= GOAL OF THE EXERCISE =
How many lines in these records hold the string "国债到期收益率"? Reply with the number alone.

>> Start SOURCE MATERIAL

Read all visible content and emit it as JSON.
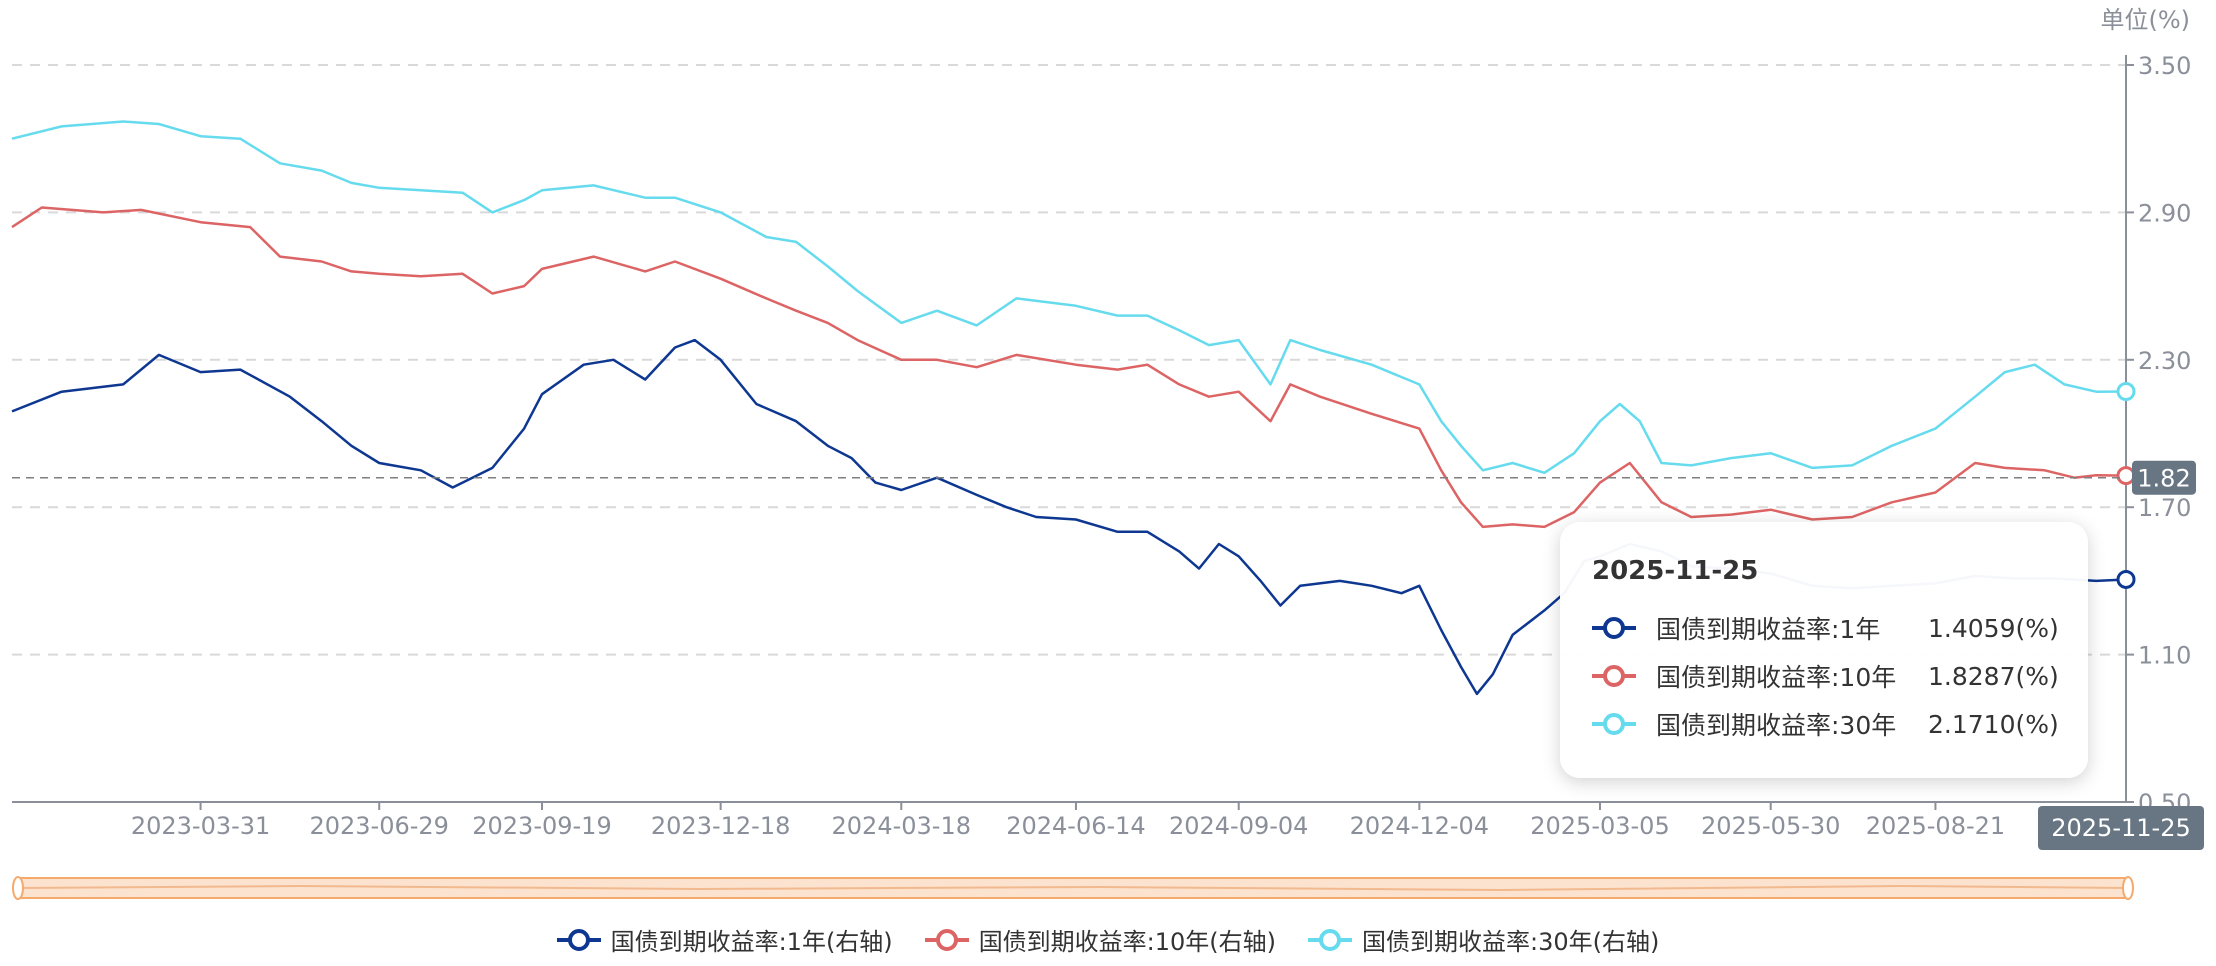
{
  "chart_data": {
    "type": "line",
    "unit_label": "单位(%)",
    "y_ticks": [
      "3.50",
      "2.90",
      "2.30",
      "1.70",
      "1.10",
      "0.50"
    ],
    "ylim": [
      0.5,
      3.5
    ],
    "x_ticks": [
      "2023-03-31",
      "2023-06-29",
      "2023-09-19",
      "2023-12-18",
      "2024-03-18",
      "2024-06-14",
      "2024-09-04",
      "2024-12-04",
      "2025-03-05",
      "2025-05-30",
      "2025-08-21"
    ],
    "x_range": [
      "2022-12-26",
      "2025-11-25"
    ],
    "grid": true,
    "legend_position": "bottom",
    "crosshair": {
      "value": "1.82",
      "x_label": "2025-11-25"
    },
    "series": [
      {
        "name": "国债到期收益率:1年(右轴)",
        "color": "#0d3791",
        "points": [
          [
            "2022-12-26",
            2.09
          ],
          [
            "2023-01-20",
            2.17
          ],
          [
            "2023-02-20",
            2.2
          ],
          [
            "2023-03-10",
            2.32
          ],
          [
            "2023-03-31",
            2.25
          ],
          [
            "2023-04-20",
            2.26
          ],
          [
            "2023-05-15",
            2.15
          ],
          [
            "2023-05-31",
            2.05
          ],
          [
            "2023-06-15",
            1.95
          ],
          [
            "2023-06-29",
            1.88
          ],
          [
            "2023-07-20",
            1.85
          ],
          [
            "2023-08-05",
            1.78
          ],
          [
            "2023-08-25",
            1.86
          ],
          [
            "2023-09-10",
            2.02
          ],
          [
            "2023-09-19",
            2.16
          ],
          [
            "2023-10-10",
            2.28
          ],
          [
            "2023-10-25",
            2.3
          ],
          [
            "2023-11-10",
            2.22
          ],
          [
            "2023-11-25",
            2.35
          ],
          [
            "2023-12-05",
            2.38
          ],
          [
            "2023-12-18",
            2.3
          ],
          [
            "2024-01-05",
            2.12
          ],
          [
            "2024-01-25",
            2.05
          ],
          [
            "2024-02-10",
            1.95
          ],
          [
            "2024-02-22",
            1.9
          ],
          [
            "2024-03-05",
            1.8
          ],
          [
            "2024-03-18",
            1.77
          ],
          [
            "2024-04-05",
            1.82
          ],
          [
            "2024-04-25",
            1.75
          ],
          [
            "2024-05-10",
            1.7
          ],
          [
            "2024-05-25",
            1.66
          ],
          [
            "2024-06-14",
            1.65
          ],
          [
            "2024-07-05",
            1.6
          ],
          [
            "2024-07-20",
            1.6
          ],
          [
            "2024-08-05",
            1.52
          ],
          [
            "2024-08-15",
            1.45
          ],
          [
            "2024-08-25",
            1.55
          ],
          [
            "2024-09-04",
            1.5
          ],
          [
            "2024-09-15",
            1.4
          ],
          [
            "2024-09-25",
            1.3
          ],
          [
            "2024-10-05",
            1.38
          ],
          [
            "2024-10-25",
            1.4
          ],
          [
            "2024-11-10",
            1.38
          ],
          [
            "2024-11-25",
            1.35
          ],
          [
            "2024-12-04",
            1.38
          ],
          [
            "2024-12-15",
            1.2
          ],
          [
            "2024-12-25",
            1.05
          ],
          [
            "2025-01-02",
            0.94
          ],
          [
            "2025-01-10",
            1.02
          ],
          [
            "2025-01-20",
            1.18
          ],
          [
            "2025-02-05",
            1.28
          ],
          [
            "2025-02-15",
            1.35
          ],
          [
            "2025-02-25",
            1.48
          ],
          [
            "2025-03-05",
            1.5
          ],
          [
            "2025-03-20",
            1.55
          ],
          [
            "2025-04-05",
            1.52
          ],
          [
            "2025-04-20",
            1.46
          ],
          [
            "2025-05-10",
            1.45
          ],
          [
            "2025-05-30",
            1.43
          ],
          [
            "2025-06-20",
            1.38
          ],
          [
            "2025-07-10",
            1.37
          ],
          [
            "2025-07-30",
            1.38
          ],
          [
            "2025-08-21",
            1.39
          ],
          [
            "2025-09-10",
            1.42
          ],
          [
            "2025-09-30",
            1.41
          ],
          [
            "2025-10-20",
            1.41
          ],
          [
            "2025-11-10",
            1.4
          ],
          [
            "2025-11-25",
            1.4059
          ]
        ]
      },
      {
        "name": "国债到期收益率:10年(右轴)",
        "color": "#dd6464",
        "points": [
          [
            "2022-12-26",
            2.84
          ],
          [
            "2023-01-10",
            2.92
          ],
          [
            "2023-02-10",
            2.9
          ],
          [
            "2023-03-01",
            2.91
          ],
          [
            "2023-03-31",
            2.86
          ],
          [
            "2023-04-25",
            2.84
          ],
          [
            "2023-05-10",
            2.72
          ],
          [
            "2023-05-31",
            2.7
          ],
          [
            "2023-06-15",
            2.66
          ],
          [
            "2023-06-29",
            2.65
          ],
          [
            "2023-07-20",
            2.64
          ],
          [
            "2023-08-10",
            2.65
          ],
          [
            "2023-08-25",
            2.57
          ],
          [
            "2023-09-10",
            2.6
          ],
          [
            "2023-09-19",
            2.67
          ],
          [
            "2023-10-15",
            2.72
          ],
          [
            "2023-11-10",
            2.66
          ],
          [
            "2023-11-25",
            2.7
          ],
          [
            "2023-12-18",
            2.63
          ],
          [
            "2024-01-10",
            2.55
          ],
          [
            "2024-01-25",
            2.5
          ],
          [
            "2024-02-10",
            2.45
          ],
          [
            "2024-02-25",
            2.38
          ],
          [
            "2024-03-18",
            2.3
          ],
          [
            "2024-04-05",
            2.3
          ],
          [
            "2024-04-25",
            2.27
          ],
          [
            "2024-05-15",
            2.32
          ],
          [
            "2024-06-14",
            2.28
          ],
          [
            "2024-07-05",
            2.26
          ],
          [
            "2024-07-20",
            2.28
          ],
          [
            "2024-08-05",
            2.2
          ],
          [
            "2024-08-20",
            2.15
          ],
          [
            "2024-09-04",
            2.17
          ],
          [
            "2024-09-20",
            2.05
          ],
          [
            "2024-09-30",
            2.2
          ],
          [
            "2024-10-15",
            2.15
          ],
          [
            "2024-11-10",
            2.08
          ],
          [
            "2024-12-04",
            2.02
          ],
          [
            "2024-12-15",
            1.85
          ],
          [
            "2024-12-25",
            1.72
          ],
          [
            "2025-01-05",
            1.62
          ],
          [
            "2025-01-20",
            1.63
          ],
          [
            "2025-02-05",
            1.62
          ],
          [
            "2025-02-20",
            1.68
          ],
          [
            "2025-03-05",
            1.8
          ],
          [
            "2025-03-20",
            1.88
          ],
          [
            "2025-04-05",
            1.72
          ],
          [
            "2025-04-20",
            1.66
          ],
          [
            "2025-05-10",
            1.67
          ],
          [
            "2025-05-30",
            1.69
          ],
          [
            "2025-06-20",
            1.65
          ],
          [
            "2025-07-10",
            1.66
          ],
          [
            "2025-07-30",
            1.72
          ],
          [
            "2025-08-21",
            1.76
          ],
          [
            "2025-09-10",
            1.88
          ],
          [
            "2025-09-25",
            1.86
          ],
          [
            "2025-10-15",
            1.85
          ],
          [
            "2025-10-30",
            1.82
          ],
          [
            "2025-11-10",
            1.83
          ],
          [
            "2025-11-25",
            1.8287
          ]
        ]
      },
      {
        "name": "国债到期收益率:30年(右轴)",
        "color": "#66dbee",
        "points": [
          [
            "2022-12-26",
            3.2
          ],
          [
            "2023-01-20",
            3.25
          ],
          [
            "2023-02-20",
            3.27
          ],
          [
            "2023-03-10",
            3.26
          ],
          [
            "2023-03-31",
            3.21
          ],
          [
            "2023-04-20",
            3.2
          ],
          [
            "2023-05-10",
            3.1
          ],
          [
            "2023-05-31",
            3.07
          ],
          [
            "2023-06-15",
            3.02
          ],
          [
            "2023-06-29",
            3.0
          ],
          [
            "2023-07-20",
            2.99
          ],
          [
            "2023-08-10",
            2.98
          ],
          [
            "2023-08-25",
            2.9
          ],
          [
            "2023-09-10",
            2.95
          ],
          [
            "2023-09-19",
            2.99
          ],
          [
            "2023-10-15",
            3.01
          ],
          [
            "2023-11-10",
            2.96
          ],
          [
            "2023-11-25",
            2.96
          ],
          [
            "2023-12-18",
            2.9
          ],
          [
            "2024-01-10",
            2.8
          ],
          [
            "2024-01-25",
            2.78
          ],
          [
            "2024-02-10",
            2.68
          ],
          [
            "2024-02-25",
            2.58
          ],
          [
            "2024-03-18",
            2.45
          ],
          [
            "2024-04-05",
            2.5
          ],
          [
            "2024-04-25",
            2.44
          ],
          [
            "2024-05-15",
            2.55
          ],
          [
            "2024-06-14",
            2.52
          ],
          [
            "2024-07-05",
            2.48
          ],
          [
            "2024-07-20",
            2.48
          ],
          [
            "2024-08-05",
            2.42
          ],
          [
            "2024-08-20",
            2.36
          ],
          [
            "2024-09-04",
            2.38
          ],
          [
            "2024-09-20",
            2.2
          ],
          [
            "2024-09-30",
            2.38
          ],
          [
            "2024-10-15",
            2.34
          ],
          [
            "2024-11-10",
            2.28
          ],
          [
            "2024-12-04",
            2.2
          ],
          [
            "2024-12-15",
            2.05
          ],
          [
            "2024-12-25",
            1.95
          ],
          [
            "2025-01-05",
            1.85
          ],
          [
            "2025-01-20",
            1.88
          ],
          [
            "2025-02-05",
            1.84
          ],
          [
            "2025-02-20",
            1.92
          ],
          [
            "2025-03-05",
            2.05
          ],
          [
            "2025-03-15",
            2.12
          ],
          [
            "2025-03-25",
            2.05
          ],
          [
            "2025-04-05",
            1.88
          ],
          [
            "2025-04-20",
            1.87
          ],
          [
            "2025-05-10",
            1.9
          ],
          [
            "2025-05-30",
            1.92
          ],
          [
            "2025-06-20",
            1.86
          ],
          [
            "2025-07-10",
            1.87
          ],
          [
            "2025-07-30",
            1.95
          ],
          [
            "2025-08-21",
            2.02
          ],
          [
            "2025-09-10",
            2.15
          ],
          [
            "2025-09-25",
            2.25
          ],
          [
            "2025-10-10",
            2.28
          ],
          [
            "2025-10-25",
            2.2
          ],
          [
            "2025-11-10",
            2.17
          ],
          [
            "2025-11-25",
            2.171
          ]
        ]
      }
    ]
  },
  "tooltip": {
    "date": "2025-11-25",
    "rows": [
      {
        "label": "国债到期收益率:1年",
        "value": "1.4059(%)",
        "color": "#0d3791"
      },
      {
        "label": "国债到期收益率:10年",
        "value": "1.8287(%)",
        "color": "#dd6464"
      },
      {
        "label": "国债到期收益率:30年",
        "value": "2.1710(%)",
        "color": "#66dbee"
      }
    ]
  },
  "slider": {
    "color": "#f5a96a",
    "handle_icon": "slider-handle-icon"
  },
  "legend": {
    "items": [
      {
        "label": "国债到期收益率:1年(右轴)",
        "color": "#0d3791"
      },
      {
        "label": "国债到期收益率:10年(右轴)",
        "color": "#dd6464"
      },
      {
        "label": "国债到期收益率:30年(右轴)",
        "color": "#66dbee"
      }
    ]
  }
}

>> End SOURCE MATERIAL

= RESULT FOR THIS TASK =
9